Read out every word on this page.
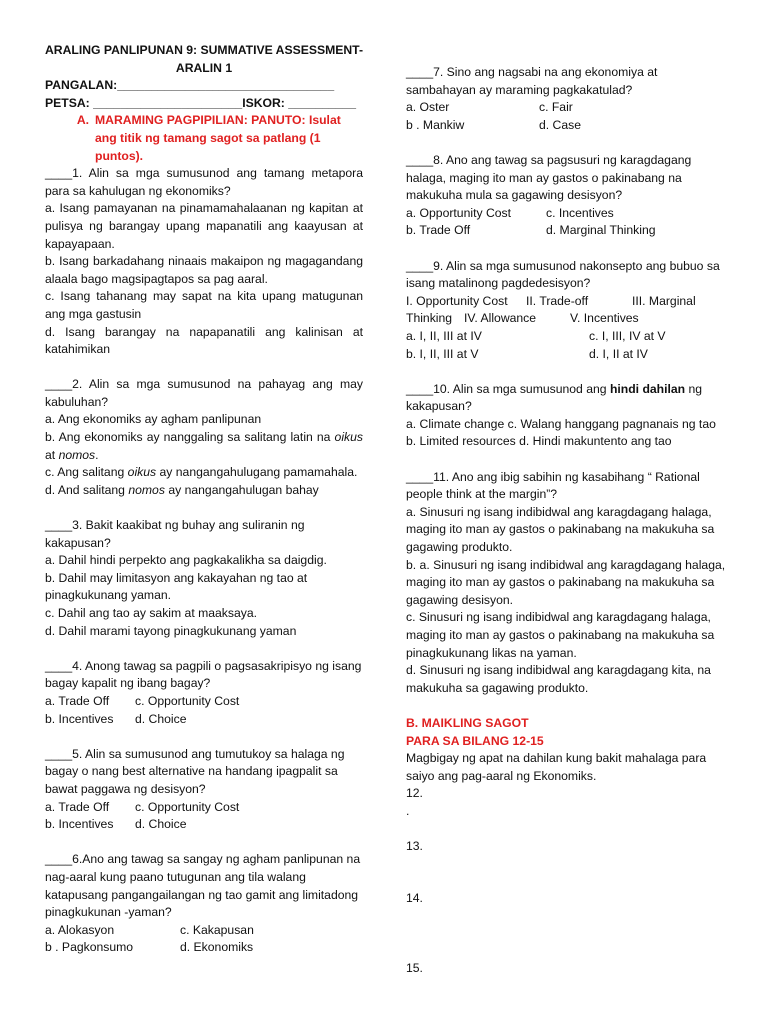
ARALING PANLIPUNAN 9: SUMMATIVE ASSESSMENT-

ARALIN 1

PANGALAN:________________________________

PETSA: ______________________ISKOR: __________

A. MARAMING PAGPIPILIAN: PANUTO: Isulat ang titik ng tamang sagot sa patlang (1 puntos).

____1. Alin sa mga sumusunod ang tamang metapora para sa kahulugan ng ekonomiks?

a. Isang pamayanan na pinamamahalaanan ng kapitan at pulisya ng barangay upang mapanatili ang kaayusan at kapayapaan.

b. Isang barkadahang ninaais makaipon ng magagandang alaala bago magsipagtapos sa pag aaral.

c. Isang tahanang may sapat na kita upang matugunan ang mga gastusin

d. Isang barangay na napapanatili ang kalinisan at katahimikan

____2. Alin sa mga sumusunod na pahayag ang may kabuluhan?

a. Ang ekonomiks ay agham panlipunan

b. Ang ekonomiks ay nanggaling sa salitang latin na oikus at nomos.

c. Ang salitang oikus ay nangangahulugang pamamahala.

d. And salitang nomos ay nangangahulugan bahay

____3. Bakit kaakibat ng buhay ang suliranin ng kakapusan?

a. Dahil hindi perpekto ang pagkakalikha sa daigdig.

b. Dahil may limitasyon ang kakayahan ng tao at pinagkukunang yaman.

c. Dahil ang tao ay sakim at maaksaya.

d. Dahil marami tayong pinagkukunang yaman

____4. Anong tawag sa pagpili o pagsasakripisyo ng isang bagay kapalit ng ibang bagay?

a. Trade Off	c. Opportunity Cost
b. Incentives	d. Choice

____5. Alin sa sumusunod ang tumutukoy sa halaga ng bagay o nang best alternative na handang ipagpalit sa bawat paggawa ng desisyon?

a. Trade Off	c. Opportunity Cost
b. Incentives	d. Choice

____6.Ano ang tawag sa sangay ng agham panlipunan na nag-aaral kung paano tutugunan ang tila walang katapusang pangangailangan ng tao gamit ang limitadong pinagkukunan -yaman?

a. Alokasyon	c. Kakapusan
b . Pagkonsumo	d. Ekonomiks

____7. Sino ang nagsabi na ang ekonomiya at sambahayan ay maraming pagkakatulad?

a. Oster	c. Fair
b . Mankiw	d. Case

____8. Ano ang tawag sa pagsusuri ng karagdagang halaga, maging ito man ay gastos o pakinabang na makukuha mula sa gagawing desisyon?

a. Opportunity Cost	c. Incentives
b. Trade Off	d. Marginal Thinking

____9. Alin sa mga sumusunod nakonsepto ang bubuo sa isang matalinong pagdedesisyon?

I. Opportunity Cost	II. Trade-off	III. Marginal
Thinking IV. Allowance	V. Incentives
a. I, II, III at IV	c. I, III, IV at V
b. I, II, III at V	d. I, II at IV

____10. Alin sa mga sumusunod ang hindi dahilan ng kakapusan?

a. Climate change c. Walang hanggang pagnanais ng tao

b. Limited resources d. Hindi makuntento ang tao

____11. Ano ang ibig sabihin ng kasabihang “ Rational people think at the margin”?

a. Sinusuri ng isang indibidwal ang karagdagang halaga, maging ito man ay gastos o pakinabang na makukuha sa gagawing produkto.

b. a. Sinusuri ng isang indibidwal ang karagdagang halaga, maging ito man ay gastos o pakinabang na makukuha sa gagawing desisyon.

c. Sinusuri ng isang indibidwal ang karagdagang halaga, maging ito man ay gastos o pakinabang na makukuha sa pinagkukunang likas na yaman.

d. Sinusuri ng isang indibidwal ang karagdagang kita, na makukuha sa gagawing produkto.

B. MAIKLING SAGOT

PARA SA BILANG 12-15

Magbigay ng apat na dahilan kung bakit mahalaga para saiyo ang pag-aaral ng Ekonomiks.

12.

.

13.

14.

15.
※ ※ ※
> _Problem to work on_
Reproduce every record word for word. The copy must contain no pictures.

> _Solution to this problem_
Read out every word on this page.
ARALING PANLIPUNAN 9: SUMMATIVE ASSESSMENT-

ARALIN 1

PANGALAN:________________________________

PETSA: ______________________ISKOR: __________

A. MARAMING PAGPIPILIAN: PANUTO: Isulat ang titik ng tamang sagot sa patlang (1 puntos).

____1. Alin sa mga sumusunod ang tamang metapora para sa kahulugan ng ekonomiks?

a. Isang pamayanan na pinamamahalaanan ng kapitan at pulisya ng barangay upang mapanatili ang kaayusan at kapayapaan.

b. Isang barkadahang ninaais makaipon ng magagandang alaala bago magsipagtapos sa pag aaral.

c. Isang tahanang may sapat na kita upang matugunan ang mga gastusin

d. Isang barangay na napapanatili ang kalinisan at katahimikan

____2. Alin sa mga sumusunod na pahayag ang may kabuluhan?

a. Ang ekonomiks ay agham panlipunan

b. Ang ekonomiks ay nanggaling sa salitang latin na oikus at nomos.

c. Ang salitang oikus ay nangangahulugang pamamahala.

d. And salitang nomos ay nangangahulugan bahay

____3. Bakit kaakibat ng buhay ang suliranin ng kakapusan?

a. Dahil hindi perpekto ang pagkakalikha sa daigdig.

b. Dahil may limitasyon ang kakayahan ng tao at pinagkukunang yaman.

c. Dahil ang tao ay sakim at maaksaya.

d. Dahil marami tayong pinagkukunang yaman

____4. Anong tawag sa pagpili o pagsasakripisyo ng isang bagay kapalit ng ibang bagay?

a. Trade Off	c. Opportunity Cost
b. Incentives	d. Choice

____5. Alin sa sumusunod ang tumutukoy sa halaga ng bagay o nang best alternative na handang ipagpalit sa bawat paggawa ng desisyon?

a. Trade Off	c. Opportunity Cost
b. Incentives	d. Choice

____6.Ano ang tawag sa sangay ng agham panlipunan na nag-aaral kung paano tutugunan ang tila walang katapusang pangangailangan ng tao gamit ang limitadong pinagkukunan -yaman?

a. Alokasyon	c. Kakapusan
b . Pagkonsumo	d. Ekonomiks

____7. Sino ang nagsabi na ang ekonomiya at sambahayan ay maraming pagkakatulad?

a. Oster	c. Fair
b . Mankiw	d. Case

____8. Ano ang tawag sa pagsusuri ng karagdagang halaga, maging ito man ay gastos o pakinabang na makukuha mula sa gagawing desisyon?

a. Opportunity Cost	c. Incentives
b. Trade Off	d. Marginal Thinking

____9. Alin sa mga sumusunod nakonsepto ang bubuo sa isang matalinong pagdedesisyon?

I. Opportunity Cost	II. Trade-off	III. Marginal
Thinking IV. Allowance	V. Incentives
a. I, II, III at IV	c. I, III, IV at V
b. I, II, III at V	d. I, II at IV

____10. Alin sa mga sumusunod ang hindi dahilan ng kakapusan?

a. Climate change c. Walang hanggang pagnanais ng tao

b. Limited resources d. Hindi makuntento ang tao

____11. Ano ang ibig sabihin ng kasabihang “ Rational people think at the margin”?

a. Sinusuri ng isang indibidwal ang karagdagang halaga, maging ito man ay gastos o pakinabang na makukuha sa gagawing produkto.

b. a. Sinusuri ng isang indibidwal ang karagdagang halaga, maging ito man ay gastos o pakinabang na makukuha sa gagawing desisyon.

c. Sinusuri ng isang indibidwal ang karagdagang halaga, maging ito man ay gastos o pakinabang na makukuha sa pinagkukunang likas na yaman.

d. Sinusuri ng isang indibidwal ang karagdagang kita, na makukuha sa gagawing produkto.

B. MAIKLING SAGOT

PARA SA BILANG 12-15

Magbigay ng apat na dahilan kung bakit mahalaga para saiyo ang pag-aaral ng Ekonomiks.

12.

.

13.

14.

15.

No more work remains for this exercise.